## Problem requirements
Work out how many lines of the material below mention the word "this"; reply with the number only.

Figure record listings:
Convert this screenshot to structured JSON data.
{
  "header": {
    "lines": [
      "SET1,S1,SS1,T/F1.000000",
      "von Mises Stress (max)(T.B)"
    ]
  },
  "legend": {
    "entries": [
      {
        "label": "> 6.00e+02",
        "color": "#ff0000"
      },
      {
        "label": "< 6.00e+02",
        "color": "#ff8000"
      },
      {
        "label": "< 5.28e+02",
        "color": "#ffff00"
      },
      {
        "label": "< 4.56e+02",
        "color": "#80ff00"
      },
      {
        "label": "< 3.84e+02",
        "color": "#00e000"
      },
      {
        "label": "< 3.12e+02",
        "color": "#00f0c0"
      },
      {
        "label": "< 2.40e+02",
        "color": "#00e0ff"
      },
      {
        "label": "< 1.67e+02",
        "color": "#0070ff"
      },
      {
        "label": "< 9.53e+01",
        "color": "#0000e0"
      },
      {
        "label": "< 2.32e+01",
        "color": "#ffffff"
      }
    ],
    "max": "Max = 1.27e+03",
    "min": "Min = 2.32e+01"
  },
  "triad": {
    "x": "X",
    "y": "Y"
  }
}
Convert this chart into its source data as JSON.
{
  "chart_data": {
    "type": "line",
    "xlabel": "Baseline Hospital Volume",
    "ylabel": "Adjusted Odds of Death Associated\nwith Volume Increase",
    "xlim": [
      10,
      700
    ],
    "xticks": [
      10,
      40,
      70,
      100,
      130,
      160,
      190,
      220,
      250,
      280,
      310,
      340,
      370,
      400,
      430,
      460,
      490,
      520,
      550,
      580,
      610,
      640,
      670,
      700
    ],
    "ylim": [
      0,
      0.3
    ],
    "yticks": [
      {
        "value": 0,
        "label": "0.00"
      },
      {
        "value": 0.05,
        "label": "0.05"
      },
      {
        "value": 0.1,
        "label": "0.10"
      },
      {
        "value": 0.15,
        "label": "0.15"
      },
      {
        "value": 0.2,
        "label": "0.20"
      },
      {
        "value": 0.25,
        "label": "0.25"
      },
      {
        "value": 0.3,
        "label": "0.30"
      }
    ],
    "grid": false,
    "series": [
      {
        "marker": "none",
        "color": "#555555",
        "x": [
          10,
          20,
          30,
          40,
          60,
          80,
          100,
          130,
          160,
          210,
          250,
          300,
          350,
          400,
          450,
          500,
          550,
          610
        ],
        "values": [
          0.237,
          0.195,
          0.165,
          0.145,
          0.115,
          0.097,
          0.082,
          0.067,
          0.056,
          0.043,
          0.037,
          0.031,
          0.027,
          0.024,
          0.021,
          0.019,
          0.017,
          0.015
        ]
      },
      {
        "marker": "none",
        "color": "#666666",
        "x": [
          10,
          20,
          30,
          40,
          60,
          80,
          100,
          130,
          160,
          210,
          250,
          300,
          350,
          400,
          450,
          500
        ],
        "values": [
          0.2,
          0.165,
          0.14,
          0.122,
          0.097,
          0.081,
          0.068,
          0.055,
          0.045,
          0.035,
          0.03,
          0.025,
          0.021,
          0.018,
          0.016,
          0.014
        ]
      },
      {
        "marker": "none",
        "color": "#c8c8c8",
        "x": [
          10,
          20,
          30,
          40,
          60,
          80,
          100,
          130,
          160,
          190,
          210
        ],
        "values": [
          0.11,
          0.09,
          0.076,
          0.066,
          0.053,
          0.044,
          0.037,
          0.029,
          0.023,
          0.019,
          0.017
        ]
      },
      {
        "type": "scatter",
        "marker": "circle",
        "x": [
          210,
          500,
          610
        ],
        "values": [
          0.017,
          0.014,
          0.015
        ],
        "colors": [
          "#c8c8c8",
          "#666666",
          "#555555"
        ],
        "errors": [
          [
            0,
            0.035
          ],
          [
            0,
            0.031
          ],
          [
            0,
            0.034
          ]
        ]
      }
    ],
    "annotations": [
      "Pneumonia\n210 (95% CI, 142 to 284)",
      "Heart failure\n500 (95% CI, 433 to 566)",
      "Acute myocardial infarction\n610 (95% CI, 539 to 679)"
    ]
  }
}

## Exercise response
2